**BRIEF:**
Every line below that contains "caption" is to be copied.

**RECORDS TO PROCESS:**
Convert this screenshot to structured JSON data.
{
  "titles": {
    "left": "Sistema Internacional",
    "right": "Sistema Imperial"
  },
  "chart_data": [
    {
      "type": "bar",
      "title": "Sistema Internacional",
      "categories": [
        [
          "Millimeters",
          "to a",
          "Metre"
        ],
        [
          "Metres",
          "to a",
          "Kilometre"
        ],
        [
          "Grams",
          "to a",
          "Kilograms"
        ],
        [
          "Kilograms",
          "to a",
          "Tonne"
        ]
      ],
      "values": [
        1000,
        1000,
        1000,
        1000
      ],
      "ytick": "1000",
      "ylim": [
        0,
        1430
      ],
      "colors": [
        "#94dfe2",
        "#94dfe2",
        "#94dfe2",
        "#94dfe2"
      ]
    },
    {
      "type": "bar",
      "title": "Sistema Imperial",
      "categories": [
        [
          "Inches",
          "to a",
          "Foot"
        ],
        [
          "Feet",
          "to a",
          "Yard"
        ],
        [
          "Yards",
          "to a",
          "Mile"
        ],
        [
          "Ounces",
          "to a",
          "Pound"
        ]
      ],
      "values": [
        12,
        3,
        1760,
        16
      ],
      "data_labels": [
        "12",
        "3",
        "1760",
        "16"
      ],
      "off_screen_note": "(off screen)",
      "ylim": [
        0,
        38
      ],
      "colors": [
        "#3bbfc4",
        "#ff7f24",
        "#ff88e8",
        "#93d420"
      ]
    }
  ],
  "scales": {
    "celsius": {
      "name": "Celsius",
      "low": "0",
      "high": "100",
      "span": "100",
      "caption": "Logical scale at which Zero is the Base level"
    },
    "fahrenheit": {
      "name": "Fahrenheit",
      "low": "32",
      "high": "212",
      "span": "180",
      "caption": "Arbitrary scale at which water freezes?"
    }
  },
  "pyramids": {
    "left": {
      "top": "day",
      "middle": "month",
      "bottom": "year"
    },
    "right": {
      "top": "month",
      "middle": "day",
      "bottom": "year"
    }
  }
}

**FINAL RESULT:**
      "caption": "Logical scale at which Zero is the Base level"
      "caption": "Arbitrary scale at which water freezes?"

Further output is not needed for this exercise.